§ **The request**
Leaving the pictures aside, transcribe every line below exactly.

Collected data:
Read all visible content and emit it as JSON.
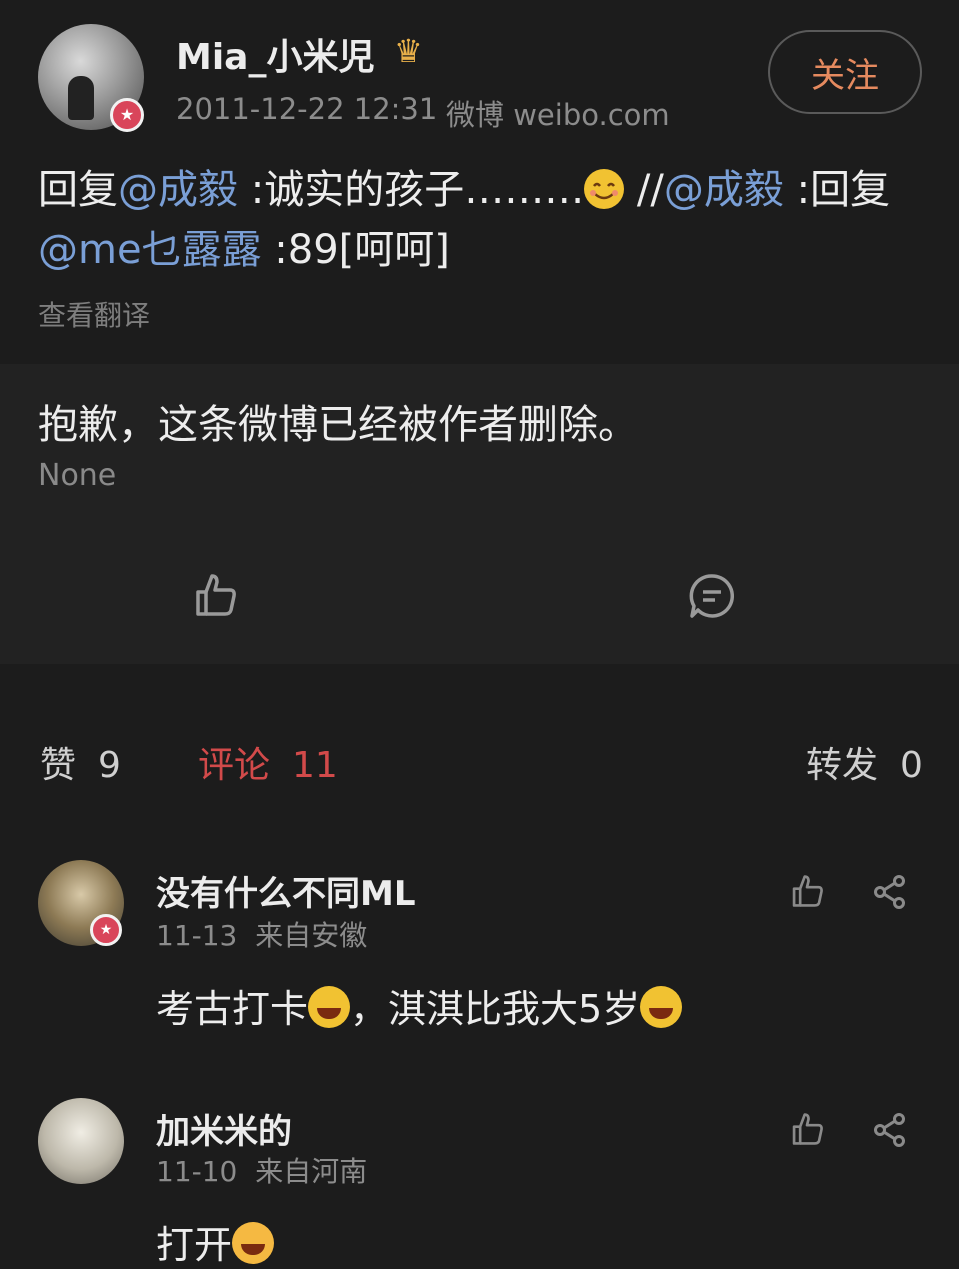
{
  "post": {
    "username": "Mia_小米児",
    "time": "2011-12-22 12:31",
    "source": "微博 weibo.com",
    "follow_label": "关注",
    "text_parts": [
      "回复",
      "@成毅",
      " :诚实的孩子………",
      " //",
      "@成毅",
      " :回复",
      "@me乜露露",
      " :89[呵呵]"
    ],
    "translate_label": "查看翻译"
  },
  "retweet": {
    "deleted_text": "抱歉，这条微博已经被作者删除。",
    "sub_text": "None"
  },
  "stats": {
    "like_label": "赞",
    "like_count": "9",
    "comment_label": "评论",
    "comment_count": "11",
    "repost_label": "转发",
    "repost_count": "0"
  },
  "comments": [
    {
      "name": "没有什么不同ML",
      "date": "11-13",
      "location": "来自安徽",
      "text_parts": [
        "考古打卡",
        "，淇淇比我大5岁"
      ]
    },
    {
      "name": "加米米的",
      "date": "11-10",
      "location": "来自河南",
      "text_parts": [
        "打开"
      ]
    }
  ],
  "colors": {
    "background": "#1c1c1c",
    "mention": "#7a9fd6",
    "follow": "#e58a5f",
    "active_tab": "#d24a4a"
  }
}
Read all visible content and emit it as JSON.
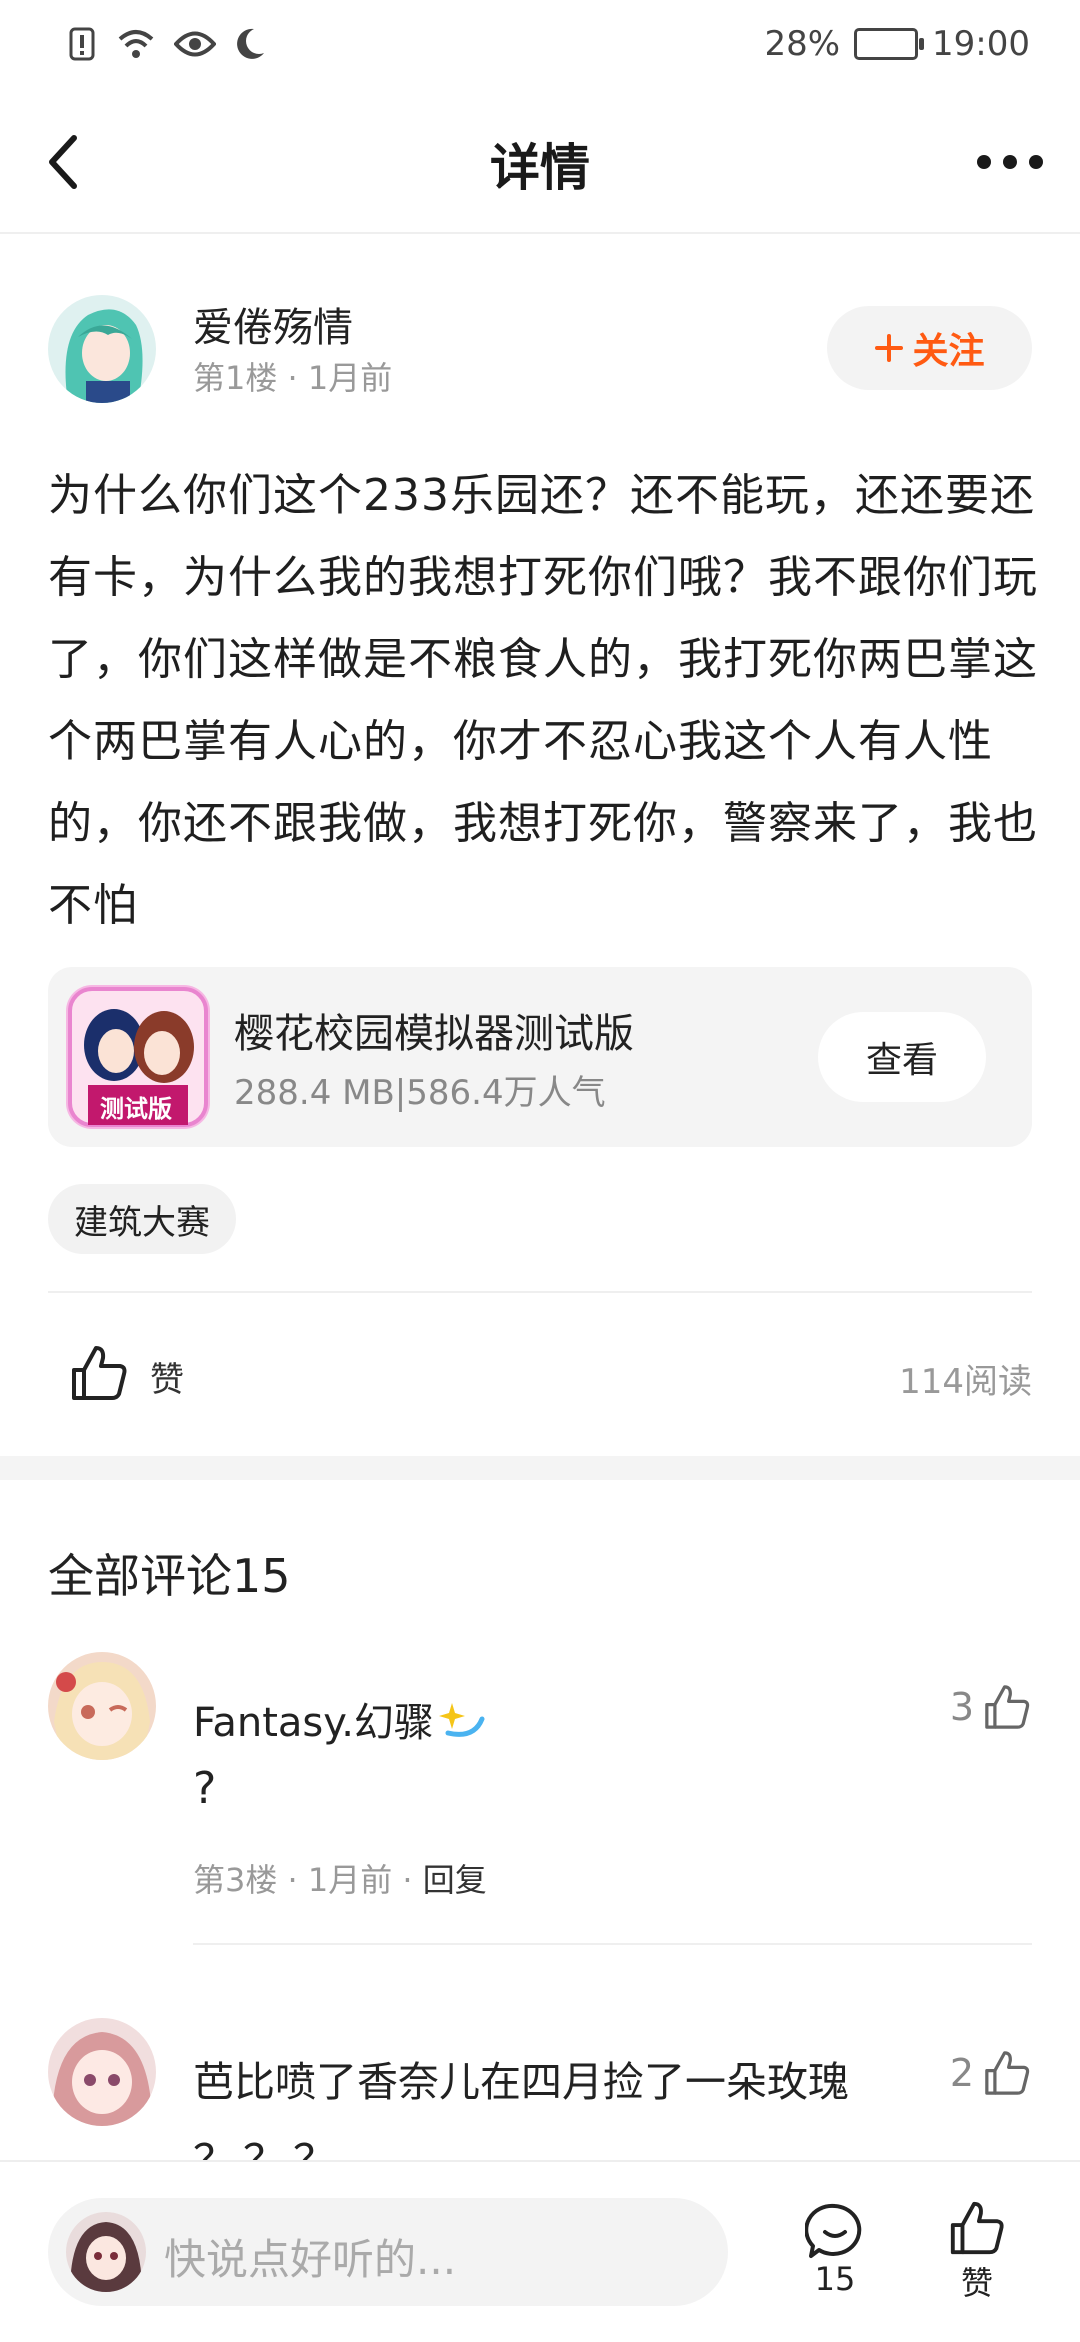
{
  "status": {
    "battery": "28%",
    "time": "19:00"
  },
  "header": {
    "title": "详情"
  },
  "post": {
    "author": "爱倦殇情",
    "meta": "第1楼 · 1月前",
    "follow_label": "关注",
    "text": "为什么你们这个233乐园还？还不能玩，还还要还有卡，为什么我的我想打死你们哦？我不跟你们玩了，你们这样做是不粮食人的，我打死你两巴掌这个两巴掌有人心的，你才不忍心我这个人有人性的，你还不跟我做，我想打死你，警察来了，我也不怕",
    "app": {
      "name": "樱花校园模拟器测试版",
      "info": "288.4 MB|586.4万人气",
      "badge": "测试版",
      "view_label": "查看"
    },
    "tag": "建筑大赛",
    "like_label": "赞",
    "read_count": "114阅读"
  },
  "comments": {
    "title": "全部评论15",
    "items": [
      {
        "name": "Fantasy.幻骤",
        "text": "?",
        "meta": "第3楼 · 1月前 · ",
        "reply": "回复",
        "likes": "3"
      },
      {
        "name": "芭比喷了香奈儿在四月捡了一朵玫瑰",
        "text": "？？？",
        "likes": "2"
      }
    ]
  },
  "bottom": {
    "placeholder": "快说点好听的...",
    "comment_count": "15",
    "like_label": "赞"
  },
  "colors": {
    "accent": "#ff5a12",
    "muted": "#999999"
  }
}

§ **Written solution**
Read all visible content and emit it as JSON.
{
  "post": {
    "username": "Mia_小米児",
    "time": "2011-12-22 12:31",
    "source": "微博 weibo.com",
    "follow_label": "关注",
    "text_parts": [
      "回复",
      "@成毅",
      " :诚实的孩子………",
      " //",
      "@成毅",
      " :回复",
      "@me乜露露",
      " :89[呵呵]"
    ],
    "translate_label": "查看翻译"
  },
  "retweet": {
    "deleted_text": "抱歉，这条微博已经被作者删除。",
    "sub_text": "None"
  },
  "stats": {
    "like_label": "赞",
    "like_count": "9",
    "comment_label": "评论",
    "comment_count": "11",
    "repost_label": "转发",
    "repost_count": "0"
  },
  "comments": [
    {
      "name": "没有什么不同ML",
      "date": "11-13",
      "location": "来自安徽",
      "text_parts": [
        "考古打卡",
        "，淇淇比我大5岁"
      ]
    },
    {
      "name": "加米米的",
      "date": "11-10",
      "location": "来自河南",
      "text_parts": [
        "打开"
      ]
    }
  ],
  "colors": {
    "background": "#1c1c1c",
    "mention": "#7a9fd6",
    "follow": "#e58a5f",
    "active_tab": "#d24a4a"
  }
}
Read all visible content and emit it as JSON.
{
  "status": {
    "battery": "28%",
    "time": "19:00"
  },
  "header": {
    "title": "详情"
  },
  "post": {
    "author": "爱倦殇情",
    "meta": "第1楼 · 1月前",
    "follow_label": "关注",
    "text": "为什么你们这个233乐园还？还不能玩，还还要还有卡，为什么我的我想打死你们哦？我不跟你们玩了，你们这样做是不粮食人的，我打死你两巴掌这个两巴掌有人心的，你才不忍心我这个人有人性的，你还不跟我做，我想打死你，警察来了，我也不怕",
    "app": {
      "name": "樱花校园模拟器测试版",
      "info": "288.4 MB|586.4万人气",
      "badge": "测试版",
      "view_label": "查看"
    },
    "tag": "建筑大赛",
    "like_label": "赞",
    "read_count": "114阅读"
  },
  "comments": {
    "title": "全部评论15",
    "items": [
      {
        "name": "Fantasy.幻骤",
        "text": "?",
        "meta": "第3楼 · 1月前 · ",
        "reply": "回复",
        "likes": "3"
      },
      {
        "name": "芭比喷了香奈儿在四月捡了一朵玫瑰",
        "text": "？？？",
        "likes": "2"
      }
    ]
  },
  "bottom": {
    "placeholder": "快说点好听的...",
    "comment_count": "15",
    "like_label": "赞"
  },
  "colors": {
    "accent": "#ff5a12",
    "muted": "#999999"
  }
}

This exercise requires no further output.